**WORK TO BE COMPLETED**
Retype the listing that follows, word for word.

**DATA EXTRACT**
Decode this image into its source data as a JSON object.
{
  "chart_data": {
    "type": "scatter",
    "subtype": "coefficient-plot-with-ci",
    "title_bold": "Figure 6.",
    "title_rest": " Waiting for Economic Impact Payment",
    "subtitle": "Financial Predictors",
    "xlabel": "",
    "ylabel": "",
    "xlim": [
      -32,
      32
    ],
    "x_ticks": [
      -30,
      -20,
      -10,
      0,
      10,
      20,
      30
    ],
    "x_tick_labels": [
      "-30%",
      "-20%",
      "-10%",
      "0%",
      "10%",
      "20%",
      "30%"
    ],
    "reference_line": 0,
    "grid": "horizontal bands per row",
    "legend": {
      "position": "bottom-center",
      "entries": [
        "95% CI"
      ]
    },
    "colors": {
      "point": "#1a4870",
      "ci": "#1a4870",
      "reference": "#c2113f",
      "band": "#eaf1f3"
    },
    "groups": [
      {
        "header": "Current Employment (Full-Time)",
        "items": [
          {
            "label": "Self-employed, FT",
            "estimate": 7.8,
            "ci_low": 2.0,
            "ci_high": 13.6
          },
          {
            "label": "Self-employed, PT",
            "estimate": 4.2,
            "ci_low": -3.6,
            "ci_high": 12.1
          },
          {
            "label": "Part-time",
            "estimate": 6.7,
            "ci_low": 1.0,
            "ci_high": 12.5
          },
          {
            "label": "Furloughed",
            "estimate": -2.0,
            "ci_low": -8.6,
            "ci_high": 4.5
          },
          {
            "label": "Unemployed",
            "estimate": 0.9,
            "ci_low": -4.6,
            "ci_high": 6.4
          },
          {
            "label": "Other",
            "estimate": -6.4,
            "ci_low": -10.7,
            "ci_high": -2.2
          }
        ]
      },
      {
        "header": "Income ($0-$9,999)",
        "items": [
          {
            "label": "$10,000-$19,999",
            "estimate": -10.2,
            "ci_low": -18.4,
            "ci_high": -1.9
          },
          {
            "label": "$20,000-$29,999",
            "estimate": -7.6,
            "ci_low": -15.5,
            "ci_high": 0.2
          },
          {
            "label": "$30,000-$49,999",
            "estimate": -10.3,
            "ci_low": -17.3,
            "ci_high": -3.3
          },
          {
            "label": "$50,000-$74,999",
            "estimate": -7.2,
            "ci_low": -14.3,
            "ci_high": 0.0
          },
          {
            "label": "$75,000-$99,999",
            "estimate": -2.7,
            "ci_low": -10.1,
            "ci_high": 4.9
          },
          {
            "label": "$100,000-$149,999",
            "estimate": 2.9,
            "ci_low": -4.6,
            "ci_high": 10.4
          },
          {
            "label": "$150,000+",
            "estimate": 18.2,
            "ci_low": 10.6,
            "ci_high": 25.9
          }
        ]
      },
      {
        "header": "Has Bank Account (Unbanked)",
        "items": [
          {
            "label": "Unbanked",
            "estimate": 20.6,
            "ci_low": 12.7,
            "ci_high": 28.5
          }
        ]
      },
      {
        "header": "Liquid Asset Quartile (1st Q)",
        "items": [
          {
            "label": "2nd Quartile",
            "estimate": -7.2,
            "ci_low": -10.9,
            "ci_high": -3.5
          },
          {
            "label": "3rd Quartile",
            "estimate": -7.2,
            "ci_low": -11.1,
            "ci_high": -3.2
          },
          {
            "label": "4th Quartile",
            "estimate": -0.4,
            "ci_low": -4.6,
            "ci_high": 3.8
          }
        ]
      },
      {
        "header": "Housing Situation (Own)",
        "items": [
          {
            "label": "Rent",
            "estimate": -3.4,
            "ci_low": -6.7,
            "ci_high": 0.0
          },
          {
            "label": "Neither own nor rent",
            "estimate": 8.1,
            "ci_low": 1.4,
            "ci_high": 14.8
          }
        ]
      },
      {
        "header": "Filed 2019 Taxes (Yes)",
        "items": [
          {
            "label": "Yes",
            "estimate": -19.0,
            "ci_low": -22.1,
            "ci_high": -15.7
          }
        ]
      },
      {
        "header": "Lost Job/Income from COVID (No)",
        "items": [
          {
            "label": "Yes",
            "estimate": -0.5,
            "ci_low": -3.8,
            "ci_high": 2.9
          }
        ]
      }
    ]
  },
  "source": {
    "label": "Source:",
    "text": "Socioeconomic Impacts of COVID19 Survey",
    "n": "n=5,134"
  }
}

**REPLY TO THE TASK**
Decode this image into its source data as a JSON object.
{
  "chart_data": {
    "type": "scatter",
    "subtype": "coefficient-plot-with-ci",
    "title_bold": "Figure 6.",
    "title_rest": " Waiting for Economic Impact Payment",
    "subtitle": "Financial Predictors",
    "xlabel": "",
    "ylabel": "",
    "xlim": [
      -32,
      32
    ],
    "x_ticks": [
      -30,
      -20,
      -10,
      0,
      10,
      20,
      30
    ],
    "x_tick_labels": [
      "-30%",
      "-20%",
      "-10%",
      "0%",
      "10%",
      "20%",
      "30%"
    ],
    "reference_line": 0,
    "grid": "horizontal bands per row",
    "legend": {
      "position": "bottom-center",
      "entries": [
        "95% CI"
      ]
    },
    "colors": {
      "point": "#1a4870",
      "ci": "#1a4870",
      "reference": "#c2113f",
      "band": "#eaf1f3"
    },
    "groups": [
      {
        "header": "Current Employment (Full-Time)",
        "items": [
          {
            "label": "Self-employed, FT",
            "estimate": 7.8,
            "ci_low": 2.0,
            "ci_high": 13.6
          },
          {
            "label": "Self-employed, PT",
            "estimate": 4.2,
            "ci_low": -3.6,
            "ci_high": 12.1
          },
          {
            "label": "Part-time",
            "estimate": 6.7,
            "ci_low": 1.0,
            "ci_high": 12.5
          },
          {
            "label": "Furloughed",
            "estimate": -2.0,
            "ci_low": -8.6,
            "ci_high": 4.5
          },
          {
            "label": "Unemployed",
            "estimate": 0.9,
            "ci_low": -4.6,
            "ci_high": 6.4
          },
          {
            "label": "Other",
            "estimate": -6.4,
            "ci_low": -10.7,
            "ci_high": -2.2
          }
        ]
      },
      {
        "header": "Income ($0-$9,999)",
        "items": [
          {
            "label": "$10,000-$19,999",
            "estimate": -10.2,
            "ci_low": -18.4,
            "ci_high": -1.9
          },
          {
            "label": "$20,000-$29,999",
            "estimate": -7.6,
            "ci_low": -15.5,
            "ci_high": 0.2
          },
          {
            "label": "$30,000-$49,999",
            "estimate": -10.3,
            "ci_low": -17.3,
            "ci_high": -3.3
          },
          {
            "label": "$50,000-$74,999",
            "estimate": -7.2,
            "ci_low": -14.3,
            "ci_high": 0.0
          },
          {
            "label": "$75,000-$99,999",
            "estimate": -2.7,
            "ci_low": -10.1,
            "ci_high": 4.9
          },
          {
            "label": "$100,000-$149,999",
            "estimate": 2.9,
            "ci_low": -4.6,
            "ci_high": 10.4
          },
          {
            "label": "$150,000+",
            "estimate": 18.2,
            "ci_low": 10.6,
            "ci_high": 25.9
          }
        ]
      },
      {
        "header": "Has Bank Account (Unbanked)",
        "items": [
          {
            "label": "Unbanked",
            "estimate": 20.6,
            "ci_low": 12.7,
            "ci_high": 28.5
          }
        ]
      },
      {
        "header": "Liquid Asset Quartile (1st Q)",
        "items": [
          {
            "label": "2nd Quartile",
            "estimate": -7.2,
            "ci_low": -10.9,
            "ci_high": -3.5
          },
          {
            "label": "3rd Quartile",
            "estimate": -7.2,
            "ci_low": -11.1,
            "ci_high": -3.2
          },
          {
            "label": "4th Quartile",
            "estimate": -0.4,
            "ci_low": -4.6,
            "ci_high": 3.8
          }
        ]
      },
      {
        "header": "Housing Situation (Own)",
        "items": [
          {
            "label": "Rent",
            "estimate": -3.4,
            "ci_low": -6.7,
            "ci_high": 0.0
          },
          {
            "label": "Neither own nor rent",
            "estimate": 8.1,
            "ci_low": 1.4,
            "ci_high": 14.8
          }
        ]
      },
      {
        "header": "Filed 2019 Taxes (Yes)",
        "items": [
          {
            "label": "Yes",
            "estimate": -19.0,
            "ci_low": -22.1,
            "ci_high": -15.7
          }
        ]
      },
      {
        "header": "Lost Job/Income from COVID (No)",
        "items": [
          {
            "label": "Yes",
            "estimate": -0.5,
            "ci_low": -3.8,
            "ci_high": 2.9
          }
        ]
      }
    ]
  },
  "source": {
    "label": "Source:",
    "text": "Socioeconomic Impacts of COVID19 Survey",
    "n": "n=5,134"
  }
}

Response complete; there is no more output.